- [Given passage]

      LucD

      That’s a great script.
      Love the way you configure the guest OS for the new controller.

      PowerCLI builds released after this post, offer the New-ScsiController cmdlet, which make the addition of a Paravirtual SCSI controller to the guest a lot easier.

    Samuel Stynen

    @LucD
    What did you change exactly to the script?

      LucD

      Hi Samuel, I mentioned the change in the Update text at the beginning of the post.
      The lines that were added:


      if($defaultVIServer.Build -ge '258902'){
      $new.Device.ControllerKey = $oldCtrl.ControllerKey
      $new.Device.UnitNumber = $oldCtrl.UnitNumber
      }

    Matt Liebowitz

    @PiroNet

    The PVSCSI driver has been updated for vSphere 4.1 and that limitation is no longer an issue. I wrote a blog post about it just this week actually.

    http://www.thelowercasew.com/more-vsphere-4-1-enhancements-welcome-back-pvscsi-driver

      LucD

      @Matt, thanks for the information. Great blog btw.

      @all, like Matt says in his post, we can now make the Paravirtual SCSI Controller the default.
      But remember to inject the driver into the OS first, otherwise there will be a BSOD (see earlier) when your boot disk is connected to the Paravirtual SCSI Controller.

    PiroNet

    The driver injection method that NiTRo blogged about works great. I was using the same trick at the physical server era πŸ™‚

    Not sure how you could insert it in your code thought!?

- [Things to do]
• A. In the comment thread, which cmdlet do PowerCLI builds released after the post offer for adding a Paravirtual SCSI controller?
• B. Repeat the part of the comment thread starting with "The driver injection" and going on through "your code thought!?".

- [Exercise data]
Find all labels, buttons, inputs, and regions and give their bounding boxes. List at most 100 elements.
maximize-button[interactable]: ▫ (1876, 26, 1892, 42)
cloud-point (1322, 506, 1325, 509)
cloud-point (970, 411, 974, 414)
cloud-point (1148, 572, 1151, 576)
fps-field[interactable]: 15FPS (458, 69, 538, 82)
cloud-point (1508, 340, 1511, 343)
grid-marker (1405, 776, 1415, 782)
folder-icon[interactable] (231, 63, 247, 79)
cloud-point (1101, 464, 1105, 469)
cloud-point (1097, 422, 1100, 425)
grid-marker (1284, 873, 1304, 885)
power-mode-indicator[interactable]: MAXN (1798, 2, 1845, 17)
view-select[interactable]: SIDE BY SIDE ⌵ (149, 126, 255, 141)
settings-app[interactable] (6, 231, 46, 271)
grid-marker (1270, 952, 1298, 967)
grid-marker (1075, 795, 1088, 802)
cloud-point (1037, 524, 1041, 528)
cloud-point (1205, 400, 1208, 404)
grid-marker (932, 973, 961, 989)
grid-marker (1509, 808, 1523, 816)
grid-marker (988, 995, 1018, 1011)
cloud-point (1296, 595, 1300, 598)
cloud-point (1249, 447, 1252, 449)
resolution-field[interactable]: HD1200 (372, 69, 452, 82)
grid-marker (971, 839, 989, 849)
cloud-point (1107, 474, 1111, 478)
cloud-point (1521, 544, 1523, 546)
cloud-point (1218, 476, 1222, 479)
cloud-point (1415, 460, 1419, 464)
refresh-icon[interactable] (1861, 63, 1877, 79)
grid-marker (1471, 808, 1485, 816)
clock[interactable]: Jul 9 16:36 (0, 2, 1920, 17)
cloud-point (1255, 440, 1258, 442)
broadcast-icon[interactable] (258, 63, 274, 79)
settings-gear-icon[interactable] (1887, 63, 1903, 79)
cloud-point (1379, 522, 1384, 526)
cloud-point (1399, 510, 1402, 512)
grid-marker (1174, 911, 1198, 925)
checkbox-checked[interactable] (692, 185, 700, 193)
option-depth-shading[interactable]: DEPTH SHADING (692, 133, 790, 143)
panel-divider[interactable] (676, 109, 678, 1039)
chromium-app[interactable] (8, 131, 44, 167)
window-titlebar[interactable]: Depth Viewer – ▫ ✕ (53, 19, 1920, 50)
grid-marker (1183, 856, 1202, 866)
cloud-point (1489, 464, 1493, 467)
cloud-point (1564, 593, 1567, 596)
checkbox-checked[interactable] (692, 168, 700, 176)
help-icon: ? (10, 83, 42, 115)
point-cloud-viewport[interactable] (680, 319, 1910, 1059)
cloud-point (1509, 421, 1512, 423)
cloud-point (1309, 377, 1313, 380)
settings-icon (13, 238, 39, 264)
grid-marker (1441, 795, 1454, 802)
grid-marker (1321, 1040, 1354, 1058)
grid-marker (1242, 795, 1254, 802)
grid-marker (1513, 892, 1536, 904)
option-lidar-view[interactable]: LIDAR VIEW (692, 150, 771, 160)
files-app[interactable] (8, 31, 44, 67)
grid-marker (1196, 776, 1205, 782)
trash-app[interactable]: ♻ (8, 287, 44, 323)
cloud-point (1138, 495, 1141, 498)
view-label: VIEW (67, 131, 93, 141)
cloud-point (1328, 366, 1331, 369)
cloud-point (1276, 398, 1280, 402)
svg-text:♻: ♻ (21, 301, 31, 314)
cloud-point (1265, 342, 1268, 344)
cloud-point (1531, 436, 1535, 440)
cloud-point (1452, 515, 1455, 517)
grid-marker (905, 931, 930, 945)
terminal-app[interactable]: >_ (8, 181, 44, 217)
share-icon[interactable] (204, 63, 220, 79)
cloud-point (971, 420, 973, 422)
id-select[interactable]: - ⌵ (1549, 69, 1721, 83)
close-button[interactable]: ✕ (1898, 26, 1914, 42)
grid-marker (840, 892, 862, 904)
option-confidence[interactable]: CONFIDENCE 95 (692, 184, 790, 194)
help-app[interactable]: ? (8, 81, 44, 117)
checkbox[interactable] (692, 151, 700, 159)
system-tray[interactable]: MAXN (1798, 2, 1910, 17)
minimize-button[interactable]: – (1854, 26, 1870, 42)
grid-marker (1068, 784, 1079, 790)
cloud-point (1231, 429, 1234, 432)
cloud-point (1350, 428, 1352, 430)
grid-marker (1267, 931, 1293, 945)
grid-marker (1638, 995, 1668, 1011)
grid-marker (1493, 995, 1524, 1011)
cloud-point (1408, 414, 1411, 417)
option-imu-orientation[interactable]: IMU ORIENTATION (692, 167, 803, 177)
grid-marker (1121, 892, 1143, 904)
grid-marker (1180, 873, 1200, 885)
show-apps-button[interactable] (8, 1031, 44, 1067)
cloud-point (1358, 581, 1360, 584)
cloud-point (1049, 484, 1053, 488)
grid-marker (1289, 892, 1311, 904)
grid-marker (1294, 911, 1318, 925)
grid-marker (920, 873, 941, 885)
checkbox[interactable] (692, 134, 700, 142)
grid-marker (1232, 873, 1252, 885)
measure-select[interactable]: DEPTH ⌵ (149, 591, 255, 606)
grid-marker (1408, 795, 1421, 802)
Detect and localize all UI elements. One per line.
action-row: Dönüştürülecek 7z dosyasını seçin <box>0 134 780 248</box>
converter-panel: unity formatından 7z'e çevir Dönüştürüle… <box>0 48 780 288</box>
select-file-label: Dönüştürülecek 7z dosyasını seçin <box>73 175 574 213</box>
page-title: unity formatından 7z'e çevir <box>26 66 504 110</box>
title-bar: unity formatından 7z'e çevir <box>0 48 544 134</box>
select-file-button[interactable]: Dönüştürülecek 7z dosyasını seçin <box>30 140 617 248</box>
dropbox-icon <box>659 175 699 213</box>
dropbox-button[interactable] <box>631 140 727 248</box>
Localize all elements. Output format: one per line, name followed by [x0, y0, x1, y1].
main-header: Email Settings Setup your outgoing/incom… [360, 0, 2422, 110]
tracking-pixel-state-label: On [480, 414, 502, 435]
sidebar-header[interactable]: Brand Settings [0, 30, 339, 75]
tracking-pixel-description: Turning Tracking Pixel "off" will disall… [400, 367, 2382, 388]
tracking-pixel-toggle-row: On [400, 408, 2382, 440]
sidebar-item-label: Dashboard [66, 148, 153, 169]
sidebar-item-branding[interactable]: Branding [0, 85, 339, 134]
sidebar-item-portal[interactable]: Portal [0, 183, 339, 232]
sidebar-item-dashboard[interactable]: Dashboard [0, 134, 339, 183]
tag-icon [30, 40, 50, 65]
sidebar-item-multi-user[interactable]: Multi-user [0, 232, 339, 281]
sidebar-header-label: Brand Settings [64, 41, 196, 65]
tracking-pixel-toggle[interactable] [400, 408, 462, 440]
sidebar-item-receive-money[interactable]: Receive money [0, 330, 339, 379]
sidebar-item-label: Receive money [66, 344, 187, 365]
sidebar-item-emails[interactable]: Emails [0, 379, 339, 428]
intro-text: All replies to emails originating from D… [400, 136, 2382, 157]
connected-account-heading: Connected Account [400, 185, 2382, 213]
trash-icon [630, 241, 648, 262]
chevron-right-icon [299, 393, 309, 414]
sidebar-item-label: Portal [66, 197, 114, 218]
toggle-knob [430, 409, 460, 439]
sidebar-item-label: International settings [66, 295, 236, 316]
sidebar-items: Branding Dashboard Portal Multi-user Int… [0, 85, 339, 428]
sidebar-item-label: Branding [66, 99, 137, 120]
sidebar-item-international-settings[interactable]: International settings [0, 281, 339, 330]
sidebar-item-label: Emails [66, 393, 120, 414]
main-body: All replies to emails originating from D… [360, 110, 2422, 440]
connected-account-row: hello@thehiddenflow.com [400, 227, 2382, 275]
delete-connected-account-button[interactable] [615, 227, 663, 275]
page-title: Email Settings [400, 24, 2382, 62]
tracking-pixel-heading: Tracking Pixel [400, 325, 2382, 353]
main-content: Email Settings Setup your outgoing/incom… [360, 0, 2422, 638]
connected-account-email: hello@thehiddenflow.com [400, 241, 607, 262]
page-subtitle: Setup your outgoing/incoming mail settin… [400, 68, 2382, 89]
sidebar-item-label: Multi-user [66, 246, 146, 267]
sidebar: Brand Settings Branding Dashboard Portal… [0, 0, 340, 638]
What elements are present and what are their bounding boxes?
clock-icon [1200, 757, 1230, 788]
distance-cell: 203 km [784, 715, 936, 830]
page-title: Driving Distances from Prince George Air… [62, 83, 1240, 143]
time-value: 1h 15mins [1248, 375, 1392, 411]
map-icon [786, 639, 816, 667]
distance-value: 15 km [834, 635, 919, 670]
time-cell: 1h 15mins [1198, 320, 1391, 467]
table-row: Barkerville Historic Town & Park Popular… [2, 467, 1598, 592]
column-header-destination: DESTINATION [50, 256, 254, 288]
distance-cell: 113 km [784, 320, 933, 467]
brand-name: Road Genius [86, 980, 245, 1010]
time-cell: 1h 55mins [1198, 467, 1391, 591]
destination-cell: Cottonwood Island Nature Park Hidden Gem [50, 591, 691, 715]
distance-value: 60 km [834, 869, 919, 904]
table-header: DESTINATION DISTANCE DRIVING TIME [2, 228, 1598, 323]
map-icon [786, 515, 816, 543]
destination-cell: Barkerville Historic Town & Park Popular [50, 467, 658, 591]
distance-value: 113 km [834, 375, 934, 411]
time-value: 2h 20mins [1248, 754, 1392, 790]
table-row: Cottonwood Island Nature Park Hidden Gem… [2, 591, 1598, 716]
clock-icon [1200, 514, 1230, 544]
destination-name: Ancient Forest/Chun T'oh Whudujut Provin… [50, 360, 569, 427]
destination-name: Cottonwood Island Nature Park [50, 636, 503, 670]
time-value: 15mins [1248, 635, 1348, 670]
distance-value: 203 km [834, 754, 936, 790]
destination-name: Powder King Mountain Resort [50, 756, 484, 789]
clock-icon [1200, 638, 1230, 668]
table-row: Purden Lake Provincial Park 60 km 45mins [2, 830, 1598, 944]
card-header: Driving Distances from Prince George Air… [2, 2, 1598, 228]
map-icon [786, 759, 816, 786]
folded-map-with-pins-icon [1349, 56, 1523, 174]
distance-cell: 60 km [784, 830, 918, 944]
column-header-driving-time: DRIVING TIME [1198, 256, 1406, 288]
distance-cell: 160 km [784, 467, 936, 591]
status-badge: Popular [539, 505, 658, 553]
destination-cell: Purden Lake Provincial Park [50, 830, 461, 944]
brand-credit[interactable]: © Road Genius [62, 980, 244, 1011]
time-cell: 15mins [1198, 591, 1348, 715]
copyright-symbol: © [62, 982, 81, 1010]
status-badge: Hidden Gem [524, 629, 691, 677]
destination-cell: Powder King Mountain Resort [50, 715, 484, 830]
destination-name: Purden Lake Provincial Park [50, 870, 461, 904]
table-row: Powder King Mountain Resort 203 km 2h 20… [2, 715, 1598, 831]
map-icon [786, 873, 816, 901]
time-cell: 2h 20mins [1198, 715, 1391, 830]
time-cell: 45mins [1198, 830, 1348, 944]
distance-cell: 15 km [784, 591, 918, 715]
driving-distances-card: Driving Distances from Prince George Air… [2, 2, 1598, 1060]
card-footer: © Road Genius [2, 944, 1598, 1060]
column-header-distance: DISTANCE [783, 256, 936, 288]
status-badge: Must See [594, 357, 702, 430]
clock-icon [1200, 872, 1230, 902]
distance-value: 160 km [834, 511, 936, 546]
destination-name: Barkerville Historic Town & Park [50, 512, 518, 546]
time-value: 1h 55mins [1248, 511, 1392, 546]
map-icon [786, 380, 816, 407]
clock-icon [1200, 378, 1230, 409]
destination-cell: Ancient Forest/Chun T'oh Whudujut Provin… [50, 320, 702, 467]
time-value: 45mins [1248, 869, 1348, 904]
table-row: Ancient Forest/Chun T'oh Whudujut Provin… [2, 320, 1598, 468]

- [Answers in order]
• A. New-ScsiController

• B.
The driver injection method that NiTRo blogged about works great. I was using the same trick at the physical server era πŸ™‚

    Not sure how you could insert it in your code thought!?